◆ To be done
Determine how many lines of this material contain "icon". Give only the number.

Stored data
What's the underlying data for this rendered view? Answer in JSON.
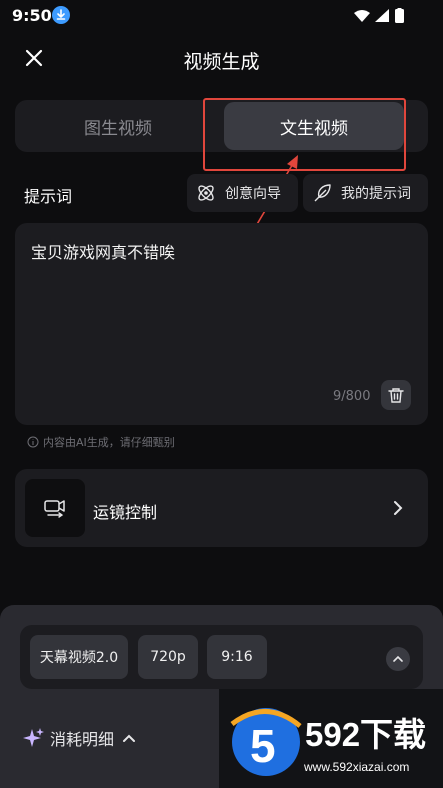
{
  "status": {
    "time": "9:50"
  },
  "header": {
    "title": "视频生成"
  },
  "tabs": [
    {
      "label": "图生视频"
    },
    {
      "label": "文生视频"
    }
  ],
  "prompt": {
    "label": "提示词",
    "creative_label": "创意向导",
    "my_prompts_label": "我的提示词",
    "value": "宝贝游戏网真不错唉",
    "counter": "9/800"
  },
  "note": "内容由AI生成，请仔细甄别",
  "camera": {
    "label": "运镜控制"
  },
  "options": {
    "model": "天幕视频2.0",
    "resolution": "720p",
    "ratio": "9:16"
  },
  "cost": {
    "label": "消耗明细"
  },
  "watermark": {
    "text": "592下载",
    "url": "www.592xiazai.com",
    "logo_digit": "5"
  },
  "colors": {
    "background": "#0d0d0f",
    "card": "#1c1c20",
    "active_tab": "#3a3b42",
    "annotation_red": "#e0463c",
    "accent_blue": "#3d9bff"
  }
}
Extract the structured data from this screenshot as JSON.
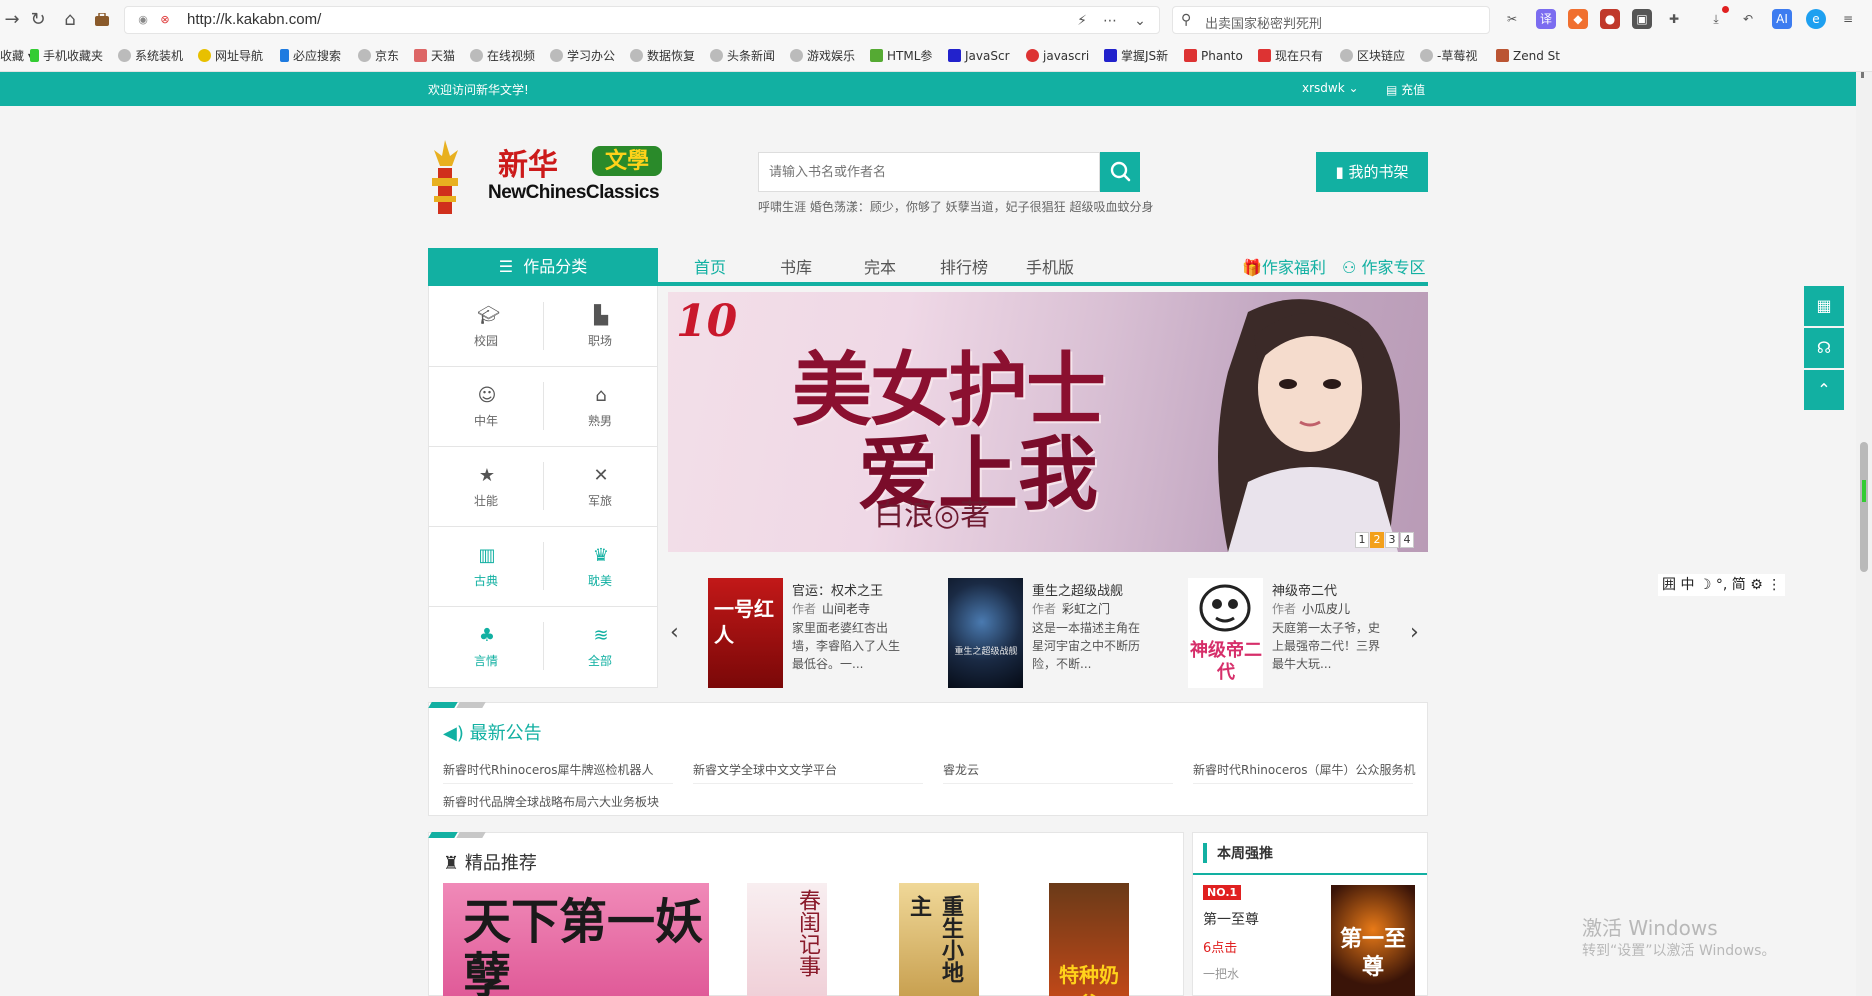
{
  "browser": {
    "url": "http://k.kakabn.com/",
    "search_text": "出卖国家秘密判死刑",
    "bookmarks": [
      "收藏",
      "手机收藏夹",
      "系统装机",
      "网址导航",
      "必应搜索",
      "京东",
      "天猫",
      "在线视频",
      "学习办公",
      "数据恢复",
      "头条新闻",
      "游戏娱乐",
      "HTML参",
      "JavaScr",
      "javascri",
      "掌握JS新",
      "Phanto",
      "现在只有",
      "区块链应",
      "-草莓视",
      "Zend St"
    ]
  },
  "site": {
    "welcome": "欢迎访问新华文学!",
    "username": "xrsdwk",
    "recharge": "充值",
    "logo_cn": "新华",
    "logo_badge": "文學",
    "logo_en": "NewChinesClassics",
    "search_placeholder": "请输入书名或作者名",
    "hot_words": "呼啸生涯  婚色荡漾：顾少，你够了  妖孽当道，妃子很猖狂  超级吸血蚊分身",
    "shelf_btn": "我的书架",
    "category_head": "作品分类",
    "nav": [
      "首页",
      "书库",
      "完本",
      "排行榜",
      "手机版"
    ],
    "nav_right": [
      "作家福利",
      "作家专区"
    ]
  },
  "categories": [
    {
      "label": "校园",
      "icon": "graduation-cap-icon"
    },
    {
      "label": "职场",
      "icon": "city-icon"
    },
    {
      "label": "中年",
      "icon": "user-icon"
    },
    {
      "label": "熟男",
      "icon": "home-icon"
    },
    {
      "label": "壮能",
      "icon": "star-icon"
    },
    {
      "label": "军旅",
      "icon": "crossed-swords-icon"
    },
    {
      "label": "古典",
      "icon": "fortress-icon"
    },
    {
      "label": "耽美",
      "icon": "crown-icon"
    },
    {
      "label": "言情",
      "icon": "clover-icon"
    },
    {
      "label": "全部",
      "icon": "layers-icon"
    }
  ],
  "banner": {
    "title_line1": "美女护士",
    "title_line2": "爱上我",
    "author": "白浪◎著",
    "pages": [
      "1",
      "2",
      "3",
      "4"
    ],
    "active_page": "2"
  },
  "featured": [
    {
      "title": "官运：权术之王",
      "author_label": "作者",
      "author": "山间老寺",
      "desc": "家里面老婆红杏出墙，李睿陷入了人生最低谷。一...",
      "cover_text": "一号红人"
    },
    {
      "title": "重生之超级战舰",
      "author_label": "作者",
      "author": "彩虹之门",
      "desc": "这是一本描述主角在星河宇宙之中不断历险，不断...",
      "cover_text": "重生之超级战舰"
    },
    {
      "title": "神级帝二代",
      "author_label": "作者",
      "author": "小瓜皮儿",
      "desc": "天庭第一太子爷，史上最强帝二代！三界最牛大玩...",
      "cover_text": "神级帝二代"
    }
  ],
  "notice": {
    "title": "最新公告",
    "items": [
      "新睿时代Rhinoceros犀牛牌巡检机器人",
      "新睿文学全球中文文学平台",
      "睿龙云",
      "新睿时代Rhinoceros（犀牛）公众服务机",
      "新睿时代品牌全球战略布局六大业务板块"
    ]
  },
  "recommend": {
    "title": "精品推荐",
    "covers": [
      "天下第一妖孽",
      "春闺记事",
      "重生小地主",
      "特种奶爸"
    ]
  },
  "weekly": {
    "title": "本周强推",
    "rank": "NO.1",
    "book": "第一至尊",
    "clicks": "6点击",
    "author": "一把水",
    "cover_text": "第一至尊"
  },
  "ime": "囲 中 ☽ °, 简 ⚙ ⋮",
  "watermark": {
    "line1": "激活 Windows",
    "line2": "转到“设置”以激活 Windows。"
  },
  "colors": {
    "accent": "#12b0a2",
    "badge_red": "#e02020",
    "active_page": "#f3a01b"
  }
}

◆ Correct result
10